+++ Record excerpts

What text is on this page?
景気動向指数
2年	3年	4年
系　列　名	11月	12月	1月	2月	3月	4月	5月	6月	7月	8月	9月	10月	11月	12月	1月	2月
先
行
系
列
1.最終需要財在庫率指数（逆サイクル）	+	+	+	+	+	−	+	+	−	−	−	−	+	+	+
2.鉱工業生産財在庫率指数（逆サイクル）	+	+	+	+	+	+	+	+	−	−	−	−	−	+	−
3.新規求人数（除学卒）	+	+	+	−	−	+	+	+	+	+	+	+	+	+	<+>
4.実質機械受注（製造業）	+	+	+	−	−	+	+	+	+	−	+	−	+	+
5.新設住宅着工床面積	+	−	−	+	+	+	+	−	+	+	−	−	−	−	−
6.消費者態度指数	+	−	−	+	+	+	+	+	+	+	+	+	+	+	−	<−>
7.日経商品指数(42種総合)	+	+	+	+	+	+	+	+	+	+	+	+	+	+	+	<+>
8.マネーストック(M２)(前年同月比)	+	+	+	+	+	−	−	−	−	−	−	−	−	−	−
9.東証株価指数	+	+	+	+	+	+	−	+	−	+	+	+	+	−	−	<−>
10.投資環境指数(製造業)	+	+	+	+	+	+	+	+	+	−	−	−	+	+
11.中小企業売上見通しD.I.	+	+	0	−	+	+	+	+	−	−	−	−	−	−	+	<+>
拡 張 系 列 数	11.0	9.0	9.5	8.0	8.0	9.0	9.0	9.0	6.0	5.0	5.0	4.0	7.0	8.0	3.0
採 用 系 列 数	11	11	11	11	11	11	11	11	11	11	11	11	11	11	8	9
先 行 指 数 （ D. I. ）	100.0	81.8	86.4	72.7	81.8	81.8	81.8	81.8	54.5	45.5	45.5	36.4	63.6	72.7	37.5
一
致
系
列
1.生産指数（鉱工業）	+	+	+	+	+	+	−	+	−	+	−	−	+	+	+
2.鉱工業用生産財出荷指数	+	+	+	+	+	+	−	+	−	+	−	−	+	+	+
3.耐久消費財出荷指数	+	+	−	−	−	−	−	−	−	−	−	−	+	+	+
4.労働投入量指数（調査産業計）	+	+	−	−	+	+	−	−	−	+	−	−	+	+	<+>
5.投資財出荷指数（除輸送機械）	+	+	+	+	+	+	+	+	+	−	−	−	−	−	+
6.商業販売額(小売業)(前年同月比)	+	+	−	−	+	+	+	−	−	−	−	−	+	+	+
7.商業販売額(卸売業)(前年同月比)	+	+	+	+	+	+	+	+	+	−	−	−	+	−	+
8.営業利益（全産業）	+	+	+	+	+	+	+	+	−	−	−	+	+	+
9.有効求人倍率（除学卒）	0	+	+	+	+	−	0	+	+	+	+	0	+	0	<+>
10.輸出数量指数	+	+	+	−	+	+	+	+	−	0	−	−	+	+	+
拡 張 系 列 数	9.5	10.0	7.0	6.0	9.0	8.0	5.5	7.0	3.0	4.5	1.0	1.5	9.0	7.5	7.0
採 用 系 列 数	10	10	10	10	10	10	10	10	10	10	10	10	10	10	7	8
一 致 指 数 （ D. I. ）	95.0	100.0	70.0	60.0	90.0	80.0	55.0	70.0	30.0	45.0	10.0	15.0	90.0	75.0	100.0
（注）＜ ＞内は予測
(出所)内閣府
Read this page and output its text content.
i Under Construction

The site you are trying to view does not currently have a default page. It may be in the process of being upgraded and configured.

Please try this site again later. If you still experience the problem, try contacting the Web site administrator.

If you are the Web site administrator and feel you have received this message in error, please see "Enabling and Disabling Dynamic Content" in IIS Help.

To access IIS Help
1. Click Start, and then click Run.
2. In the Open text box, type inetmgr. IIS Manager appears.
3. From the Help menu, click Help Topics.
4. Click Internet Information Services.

++++++

- [Task directions]:
Please repeat the listing exactly, with nothing left out.

- [Written reply]:
What text is on this page?
景気動向指数
2年	3年	4年
系　列　名	11月	12月	1月	2月	3月	4月	5月	6月	7月	8月	9月	10月	11月	12月	1月	2月
先
行
系
列
1.最終需要財在庫率指数（逆サイクル）	+	+	+	+	+	−	+	+	−	−	−	−	+	+	+
2.鉱工業生産財在庫率指数（逆サイクル）	+	+	+	+	+	+	+	+	−	−	−	−	−	+	−
3.新規求人数（除学卒）	+	+	+	−	−	+	+	+	+	+	+	+	+	+	<+>
4.実質機械受注（製造業）	+	+	+	−	−	+	+	+	+	−	+	−	+	+
5.新設住宅着工床面積	+	−	−	+	+	+	+	−	+	+	−	−	−	−	−
6.消費者態度指数	+	−	−	+	+	+	+	+	+	+	+	+	+	+	−	<−>
7.日経商品指数(42種総合)	+	+	+	+	+	+	+	+	+	+	+	+	+	+	+	<+>
8.マネーストック(M２)(前年同月比)	+	+	+	+	+	−	−	−	−	−	−	−	−	−	−
9.東証株価指数	+	+	+	+	+	+	−	+	−	+	+	+	+	−	−	<−>
10.投資環境指数(製造業)	+	+	+	+	+	+	+	+	+	−	−	−	+	+
11.中小企業売上見通しD.I.	+	+	0	−	+	+	+	+	−	−	−	−	−	−	+	<+>
拡 張 系 列 数	11.0	9.0	9.5	8.0	8.0	9.0	9.0	9.0	6.0	5.0	5.0	4.0	7.0	8.0	3.0
採 用 系 列 数	11	11	11	11	11	11	11	11	11	11	11	11	11	11	8	9
先 行 指 数 （ D. I. ）	100.0	81.8	86.4	72.7	81.8	81.8	81.8	81.8	54.5	45.5	45.5	36.4	63.6	72.7	37.5
一
致
系
列
1.生産指数（鉱工業）	+	+	+	+	+	+	−	+	−	+	−	−	+	+	+
2.鉱工業用生産財出荷指数	+	+	+	+	+	+	−	+	−	+	−	−	+	+	+
3.耐久消費財出荷指数	+	+	−	−	−	−	−	−	−	−	−	−	+	+	+
4.労働投入量指数（調査産業計）	+	+	−	−	+	+	−	−	−	+	−	−	+	+	<+>
5.投資財出荷指数（除輸送機械）	+	+	+	+	+	+	+	+	+	−	−	−	−	−	+
6.商業販売額(小売業)(前年同月比)	+	+	−	−	+	+	+	−	−	−	−	−	+	+	+
7.商業販売額(卸売業)(前年同月比)	+	+	+	+	+	+	+	+	+	−	−	−	+	−	+
8.営業利益（全産業）	+	+	+	+	+	+	+	+	−	−	−	+	+	+
9.有効求人倍率（除学卒）	0	+	+	+	+	−	0	+	+	+	+	0	+	0	<+>
10.輸出数量指数	+	+	+	−	+	+	+	+	−	0	−	−	+	+	+
拡 張 系 列 数	9.5	10.0	7.0	6.0	9.0	8.0	5.5	7.0	3.0	4.5	1.0	1.5	9.0	7.5	7.0
採 用 系 列 数	10	10	10	10	10	10	10	10	10	10	10	10	10	10	7	8
一 致 指 数 （ D. I. ）	95.0	100.0	70.0	60.0	90.0	80.0	55.0	70.0	30.0	45.0	10.0	15.0	90.0	75.0	100.0
（注）＜ ＞内は予測
(出所)内閣府
Read this page and output its text content.
i Under Construction

The site you are trying to view does not currently have a default page. It may be in the process of being upgraded and configured.

Please try this site again later. If you still experience the problem, try contacting the Web site administrator.

If you are the Web site administrator and feel you have received this message in error, please see "Enabling and Disabling Dynamic Content" in IIS Help.

To access IIS Help
1. Click Start, and then click Run.
2. In the Open text box, type inetmgr. IIS Manager appears.
3. From the Help menu, click Help Topics.
4. Click Internet Information Services.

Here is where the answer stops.